Records about charts and figures
---*---

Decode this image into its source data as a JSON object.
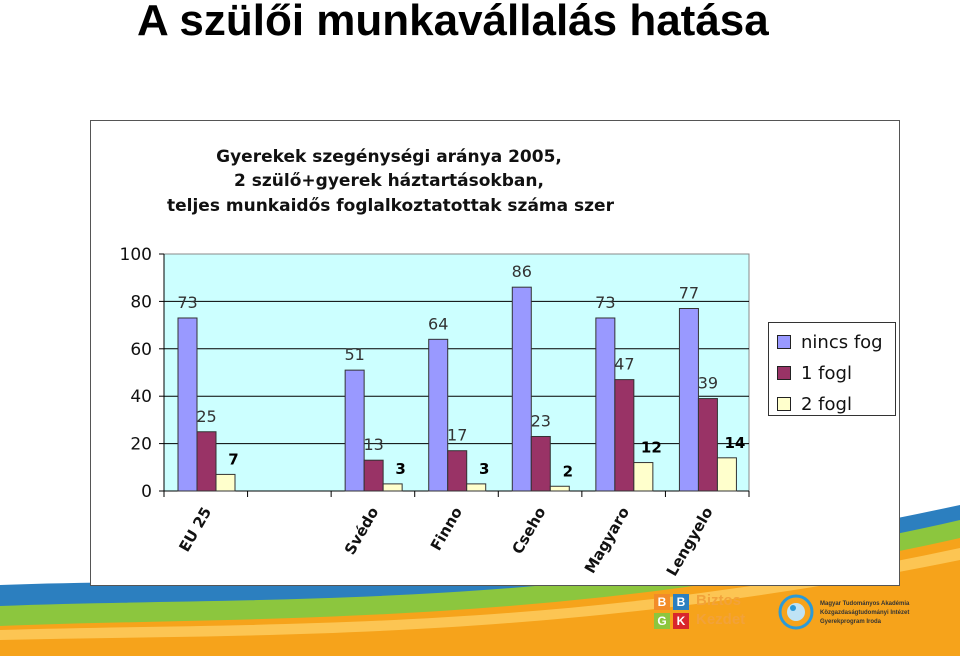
{
  "page": {
    "title": "A szülői munkavállalás hatása"
  },
  "chart_data": {
    "type": "bar",
    "title_lines": [
      "Gyerekek szegénységi aránya  2005,",
      "2 szülő+gyerek háztartásokban,",
      "teljes munkaidős foglalkoztatottak száma szer"
    ],
    "categories": [
      "EU 25",
      "",
      "Svédo",
      "Finno",
      "Cseho",
      "Magyaro",
      "Lengyelo"
    ],
    "series": [
      {
        "name": "nincs fog",
        "values": [
          73,
          null,
          51,
          64,
          86,
          73,
          77
        ],
        "color": "#9999ff"
      },
      {
        "name": "1 fogl",
        "values": [
          25,
          null,
          13,
          17,
          23,
          47,
          39
        ],
        "color": "#993366"
      },
      {
        "name": "2 fogl",
        "values": [
          7,
          null,
          3,
          3,
          2,
          12,
          14
        ],
        "color": "#ffffcc"
      }
    ],
    "data_labels": [
      [
        "73",
        "",
        "51",
        "64",
        "86",
        "73",
        "77"
      ],
      [
        "25",
        "",
        "13",
        "17",
        "23",
        "47",
        "39"
      ],
      [
        "7",
        "",
        "3",
        "3",
        "2",
        "12",
        "14"
      ]
    ],
    "yticks": [
      "0",
      "20",
      "40",
      "60",
      "80",
      "100"
    ],
    "ylim": [
      0,
      100
    ],
    "grid": true,
    "plot_background": "#ccffff",
    "legend": "right"
  },
  "logos": {
    "bk_line1": "Biztos",
    "bk_line2": "Kezdet",
    "bk_letters": [
      "B",
      "B",
      "G",
      "K"
    ],
    "mta_line1": "Magyar Tudományos Akadémia",
    "mta_line2": "Közgazdaságtudományi Intézet",
    "mta_line3": "Gyerekprogram Iroda"
  }
}
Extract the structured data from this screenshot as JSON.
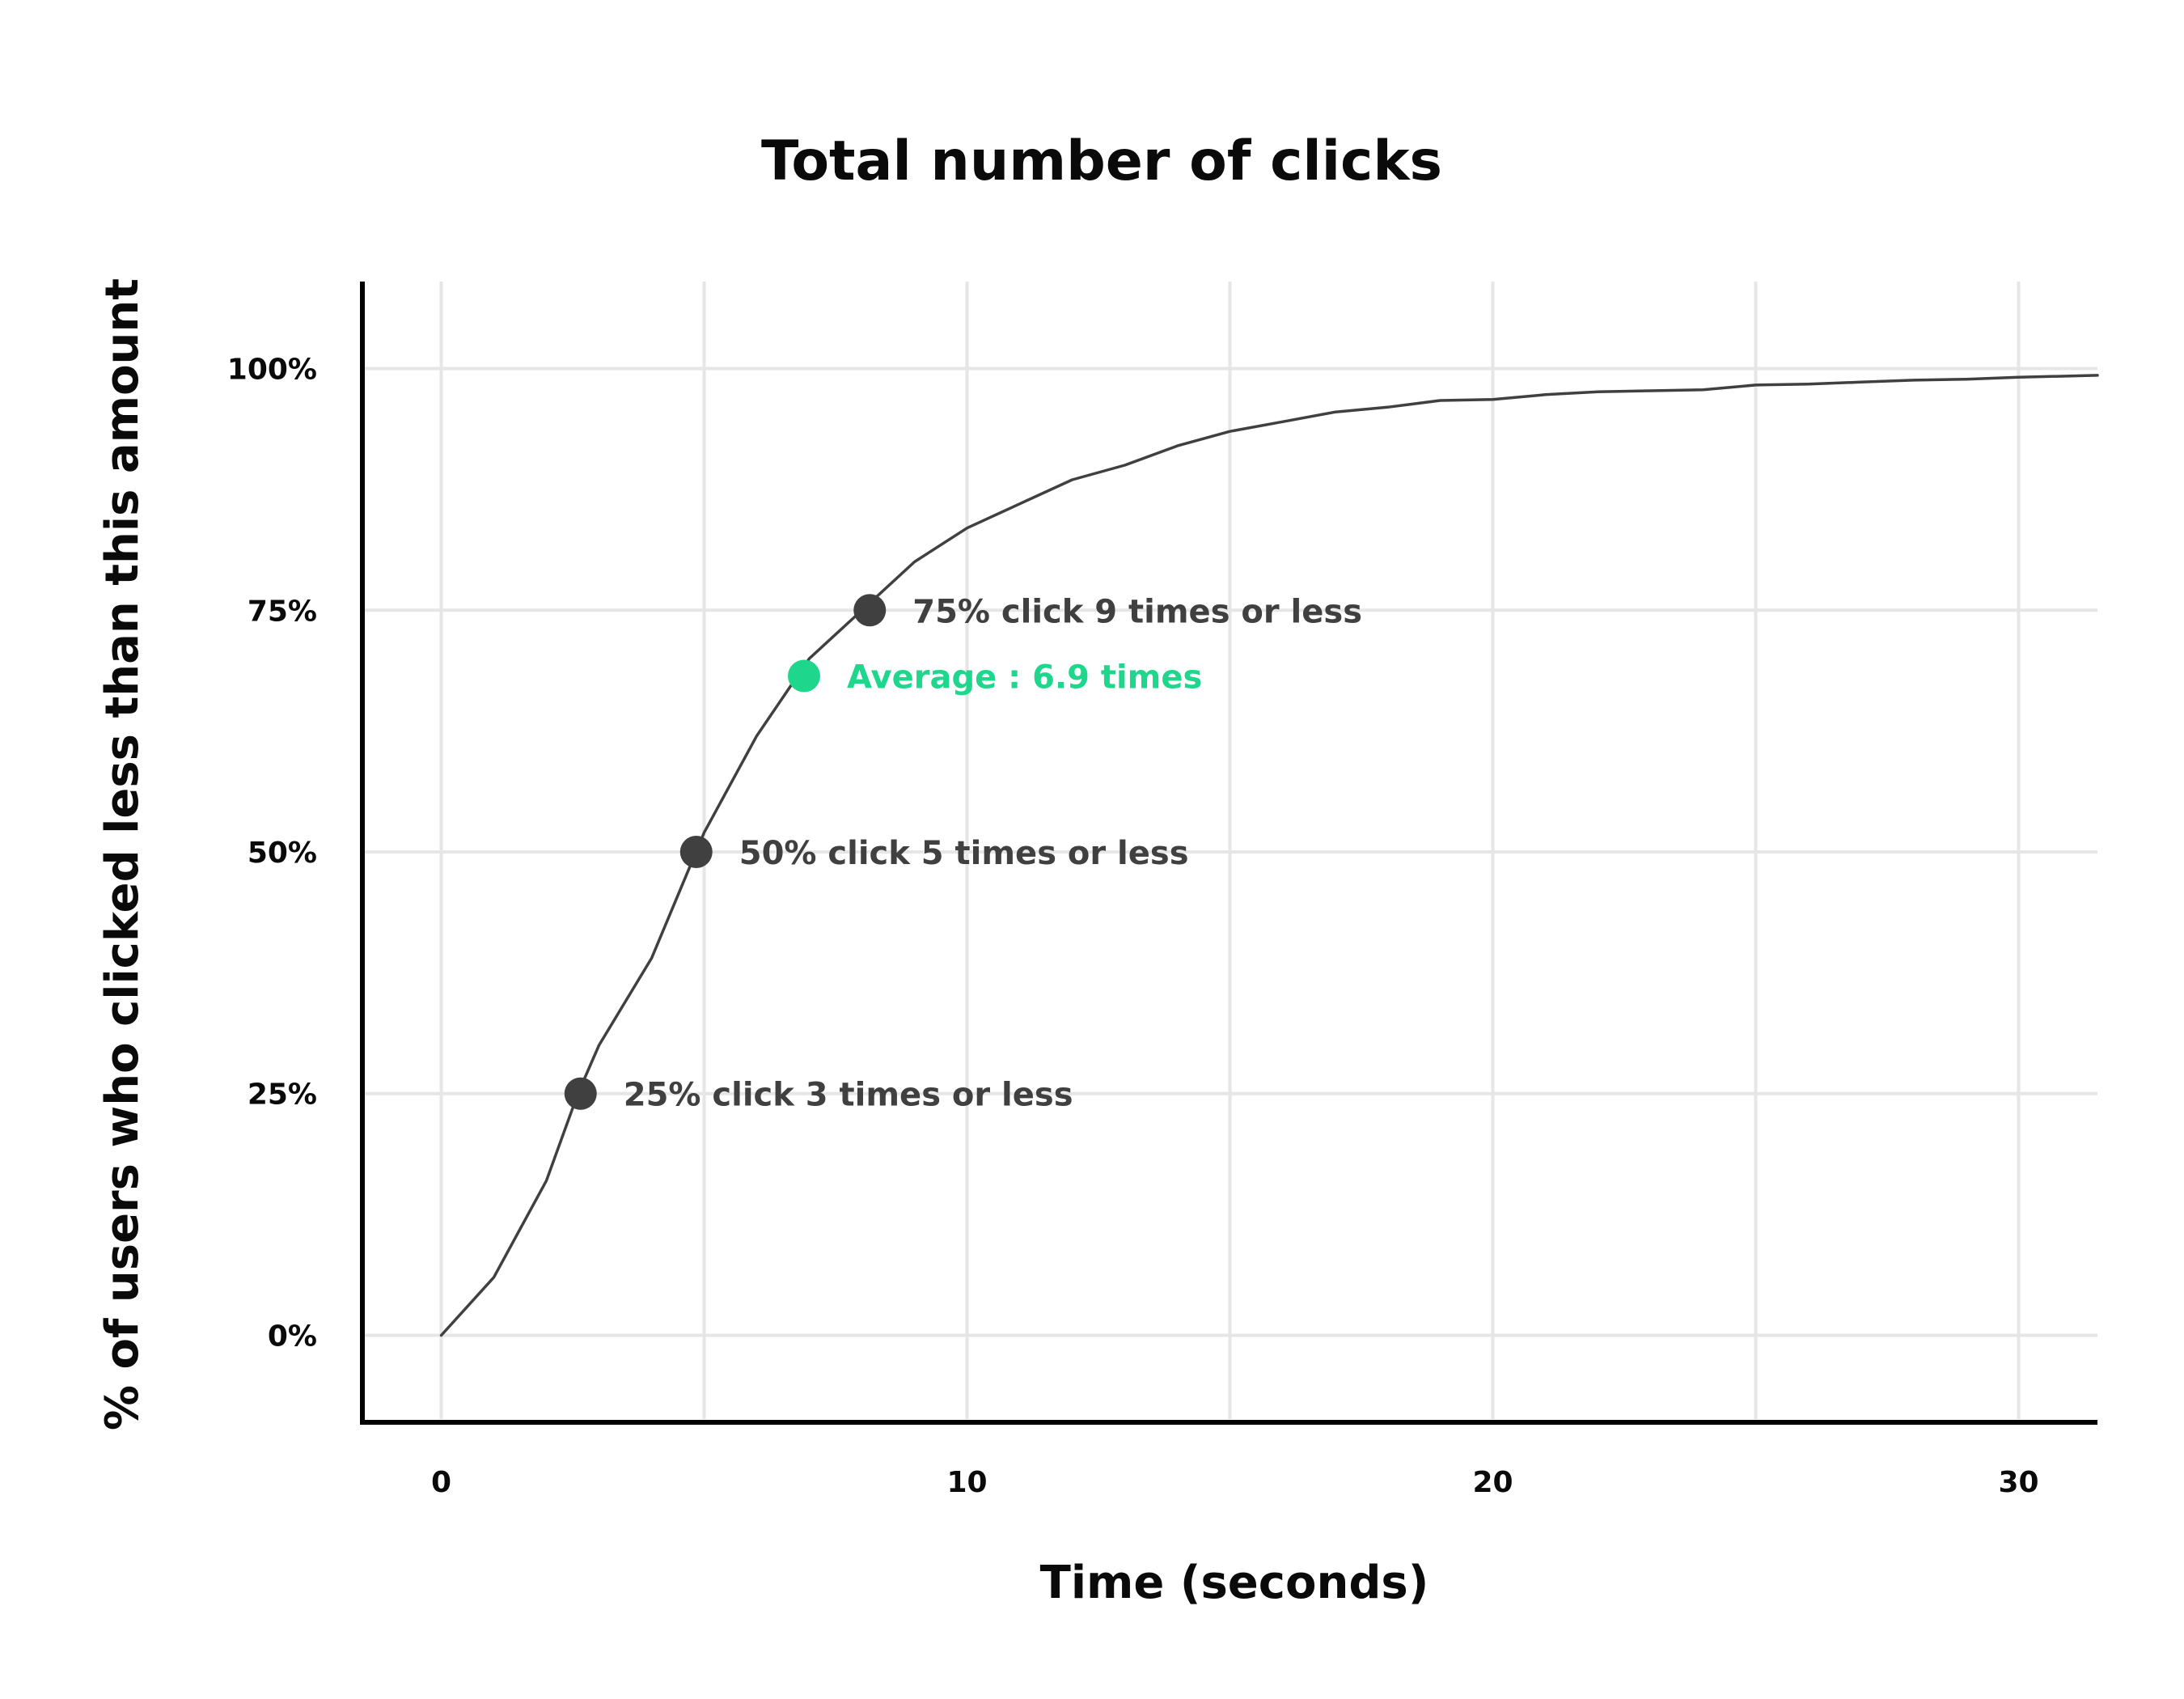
{
  "chart_data": {
    "type": "line",
    "title": "Total number of clicks",
    "xlabel": "Time (seconds)",
    "ylabel": "% of users who clicked less than this amount",
    "xlim": [
      -1.5,
      31.5
    ],
    "ylim": [
      -0.09,
      1.09
    ],
    "x_ticks": [
      0,
      10,
      20,
      30
    ],
    "x_tick_labels": [
      "0",
      "10",
      "20",
      "30"
    ],
    "x_gridlines": [
      0,
      5,
      10,
      15,
      20,
      25,
      30
    ],
    "y_ticks": [
      0,
      0.25,
      0.5,
      0.75,
      1.0
    ],
    "y_tick_labels": [
      "0%",
      "25%",
      "50%",
      "75%",
      "100%"
    ],
    "grid": true,
    "legend": "none",
    "series": [
      {
        "color": "#404040",
        "x": [
          0,
          1,
          2,
          2.6,
          3,
          4,
          5,
          6,
          7,
          8,
          9,
          10,
          11,
          12,
          13,
          14,
          15,
          16,
          17,
          18,
          19,
          20,
          21,
          22,
          23,
          24,
          25,
          26,
          27,
          28,
          29,
          30,
          31.5
        ],
        "y": [
          0.0,
          0.06,
          0.16,
          0.25,
          0.3,
          0.39,
          0.52,
          0.62,
          0.7,
          0.75,
          0.8,
          0.835,
          0.86,
          0.885,
          0.9,
          0.92,
          0.935,
          0.945,
          0.955,
          0.96,
          0.967,
          0.968,
          0.973,
          0.976,
          0.977,
          0.978,
          0.983,
          0.984,
          0.986,
          0.988,
          0.989,
          0.991,
          0.993
        ]
      }
    ],
    "annotations": [
      {
        "x": 2.65,
        "y": 0.25,
        "text": "25% click 3 times or less",
        "color": "#404040"
      },
      {
        "x": 4.85,
        "y": 0.5,
        "text": "50% click 5 times or less",
        "color": "#404040"
      },
      {
        "x": 8.15,
        "y": 0.75,
        "text": "75% click 9 times or less",
        "color": "#404040"
      },
      {
        "x": 6.9,
        "y": 0.682,
        "text": "Average : 6.9 times",
        "color": "#1ed68c"
      }
    ],
    "colors": {
      "line": "#404040",
      "marker": "#404040",
      "average": "#1ed68c",
      "grid": "#e6e6e6",
      "axis": "#000000"
    }
  }
}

---*---

## Your objective
Which lines hold the word "times"? Return all of them from the records above.

## Output for this exercise
        "text": "25% click 3 times or less",
        "text": "50% click 5 times or less",
        "text": "75% click 9 times or less",
        "text": "Average : 6.9 times",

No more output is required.